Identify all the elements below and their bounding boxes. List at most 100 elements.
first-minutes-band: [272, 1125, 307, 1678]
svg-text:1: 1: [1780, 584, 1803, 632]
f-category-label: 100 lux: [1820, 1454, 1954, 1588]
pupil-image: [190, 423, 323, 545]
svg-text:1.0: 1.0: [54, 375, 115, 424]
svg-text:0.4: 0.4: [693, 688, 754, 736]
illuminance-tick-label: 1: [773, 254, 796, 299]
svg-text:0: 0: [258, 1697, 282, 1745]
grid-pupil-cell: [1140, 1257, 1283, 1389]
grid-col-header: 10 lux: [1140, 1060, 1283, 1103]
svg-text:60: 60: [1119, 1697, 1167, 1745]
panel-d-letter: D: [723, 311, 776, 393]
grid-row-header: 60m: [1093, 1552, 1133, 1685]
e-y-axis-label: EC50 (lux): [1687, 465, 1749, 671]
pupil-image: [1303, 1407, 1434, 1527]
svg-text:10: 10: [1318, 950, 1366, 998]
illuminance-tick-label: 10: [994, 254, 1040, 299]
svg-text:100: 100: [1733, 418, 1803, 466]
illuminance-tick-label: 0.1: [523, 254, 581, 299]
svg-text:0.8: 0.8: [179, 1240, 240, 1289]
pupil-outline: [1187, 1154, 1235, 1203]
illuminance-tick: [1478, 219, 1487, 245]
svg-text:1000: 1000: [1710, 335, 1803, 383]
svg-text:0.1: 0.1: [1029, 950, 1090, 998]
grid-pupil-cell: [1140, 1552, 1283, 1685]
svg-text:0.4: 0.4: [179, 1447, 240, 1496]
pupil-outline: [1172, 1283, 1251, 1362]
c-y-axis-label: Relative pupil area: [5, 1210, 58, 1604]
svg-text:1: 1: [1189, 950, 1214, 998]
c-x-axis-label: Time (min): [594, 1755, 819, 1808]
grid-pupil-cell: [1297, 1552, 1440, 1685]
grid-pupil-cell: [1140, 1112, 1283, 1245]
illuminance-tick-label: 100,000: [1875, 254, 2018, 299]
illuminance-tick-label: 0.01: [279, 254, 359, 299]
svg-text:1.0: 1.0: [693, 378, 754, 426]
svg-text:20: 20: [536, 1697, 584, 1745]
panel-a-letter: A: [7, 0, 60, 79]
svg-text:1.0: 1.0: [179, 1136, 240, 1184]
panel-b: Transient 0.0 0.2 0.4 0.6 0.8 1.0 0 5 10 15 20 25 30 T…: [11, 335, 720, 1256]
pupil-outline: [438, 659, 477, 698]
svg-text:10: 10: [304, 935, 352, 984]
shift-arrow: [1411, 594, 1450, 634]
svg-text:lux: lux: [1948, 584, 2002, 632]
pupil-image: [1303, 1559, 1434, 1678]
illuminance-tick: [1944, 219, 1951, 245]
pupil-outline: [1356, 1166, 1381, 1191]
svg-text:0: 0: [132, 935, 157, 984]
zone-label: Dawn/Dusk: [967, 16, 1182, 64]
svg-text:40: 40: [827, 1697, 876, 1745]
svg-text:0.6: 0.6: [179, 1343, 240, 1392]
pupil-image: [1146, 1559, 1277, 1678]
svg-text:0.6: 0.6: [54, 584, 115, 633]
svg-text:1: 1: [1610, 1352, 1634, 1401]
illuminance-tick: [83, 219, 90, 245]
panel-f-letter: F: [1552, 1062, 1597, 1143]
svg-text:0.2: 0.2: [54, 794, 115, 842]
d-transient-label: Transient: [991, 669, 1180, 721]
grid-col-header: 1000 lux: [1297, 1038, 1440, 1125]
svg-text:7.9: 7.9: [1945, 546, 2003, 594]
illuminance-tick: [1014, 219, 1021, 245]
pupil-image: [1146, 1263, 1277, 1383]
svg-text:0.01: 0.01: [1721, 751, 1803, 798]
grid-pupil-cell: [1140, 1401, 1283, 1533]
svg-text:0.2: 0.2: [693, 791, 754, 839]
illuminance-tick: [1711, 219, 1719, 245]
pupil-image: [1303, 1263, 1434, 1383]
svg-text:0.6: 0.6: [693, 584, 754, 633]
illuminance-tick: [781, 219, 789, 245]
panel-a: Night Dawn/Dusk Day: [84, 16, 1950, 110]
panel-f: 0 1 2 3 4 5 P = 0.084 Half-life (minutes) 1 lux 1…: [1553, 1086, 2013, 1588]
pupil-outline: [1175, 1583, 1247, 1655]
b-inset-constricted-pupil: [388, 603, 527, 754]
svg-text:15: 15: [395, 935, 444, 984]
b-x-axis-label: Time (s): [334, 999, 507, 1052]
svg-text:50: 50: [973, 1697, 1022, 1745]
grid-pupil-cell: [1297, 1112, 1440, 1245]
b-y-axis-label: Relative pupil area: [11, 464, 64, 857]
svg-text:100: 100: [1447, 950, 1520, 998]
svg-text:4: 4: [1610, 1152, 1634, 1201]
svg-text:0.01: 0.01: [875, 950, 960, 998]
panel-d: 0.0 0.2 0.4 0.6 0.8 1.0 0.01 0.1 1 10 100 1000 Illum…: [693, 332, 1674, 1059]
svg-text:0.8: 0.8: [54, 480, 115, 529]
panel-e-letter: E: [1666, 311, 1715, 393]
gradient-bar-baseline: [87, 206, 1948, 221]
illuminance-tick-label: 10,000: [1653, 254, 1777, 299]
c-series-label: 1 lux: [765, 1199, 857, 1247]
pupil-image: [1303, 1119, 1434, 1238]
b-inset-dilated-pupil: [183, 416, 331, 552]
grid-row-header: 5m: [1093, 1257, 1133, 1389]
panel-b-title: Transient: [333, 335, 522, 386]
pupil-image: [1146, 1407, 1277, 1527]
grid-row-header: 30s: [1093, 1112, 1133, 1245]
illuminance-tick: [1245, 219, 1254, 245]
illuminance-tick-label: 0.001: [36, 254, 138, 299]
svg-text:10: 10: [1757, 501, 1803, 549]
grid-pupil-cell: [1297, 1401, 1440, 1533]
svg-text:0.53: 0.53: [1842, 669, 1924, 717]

■ ■ ■ ■

_Problem details_
Copy the data from its first line through the line containing "panel-b: Transient 0.0", substituting "pupil-contour" for every "pupil-outline" and leaving everything else unchanged.

_Result below_
Identify all the elements below and their bounding boxes. List at most 100 elements.
first-minutes-band: [272, 1125, 307, 1678]
svg-text:1: 1: [1780, 584, 1803, 632]
f-category-label: 100 lux: [1820, 1454, 1954, 1588]
pupil-image: [190, 423, 323, 545]
svg-text:1.0: 1.0: [54, 375, 115, 424]
svg-text:0.4: 0.4: [693, 688, 754, 736]
illuminance-tick-label: 1: [773, 254, 796, 299]
svg-text:0: 0: [258, 1697, 282, 1745]
grid-pupil-cell: [1140, 1257, 1283, 1389]
grid-col-header: 10 lux: [1140, 1060, 1283, 1103]
svg-text:60: 60: [1119, 1697, 1167, 1745]
panel-d-letter: D: [723, 311, 776, 393]
grid-row-header: 60m: [1093, 1552, 1133, 1685]
e-y-axis-label: EC50 (lux): [1687, 465, 1749, 671]
pupil-image: [1303, 1407, 1434, 1527]
svg-text:10: 10: [1318, 950, 1366, 998]
illuminance-tick-label: 10: [994, 254, 1040, 299]
svg-text:100: 100: [1733, 418, 1803, 466]
illuminance-tick-label: 0.1: [523, 254, 581, 299]
svg-text:0.8: 0.8: [179, 1240, 240, 1289]
pupil-contour: [1187, 1154, 1235, 1203]
illuminance-tick: [1478, 219, 1487, 245]
svg-text:1000: 1000: [1710, 335, 1803, 383]
svg-text:0.1: 0.1: [1029, 950, 1090, 998]
grid-pupil-cell: [1140, 1552, 1283, 1685]
svg-text:0.4: 0.4: [179, 1447, 240, 1496]
pupil-contour: [1172, 1283, 1251, 1362]
c-y-axis-label: Relative pupil area: [5, 1210, 58, 1604]
svg-text:1: 1: [1189, 950, 1214, 998]
c-x-axis-label: Time (min): [594, 1755, 819, 1808]
grid-pupil-cell: [1297, 1552, 1440, 1685]
grid-pupil-cell: [1140, 1112, 1283, 1245]
illuminance-tick-label: 100,000: [1875, 254, 2018, 299]
illuminance-tick-label: 0.01: [279, 254, 359, 299]
svg-text:1.0: 1.0: [693, 378, 754, 426]
svg-text:20: 20: [536, 1697, 584, 1745]
panel-a-letter: A: [7, 0, 60, 79]
svg-text:1.0: 1.0: [179, 1136, 240, 1184]
panel-b: Transient 0.0 0.2 0.4 0.6 0.8 1.0 0 5 10 15 20 25 30 T…: [11, 335, 720, 1256]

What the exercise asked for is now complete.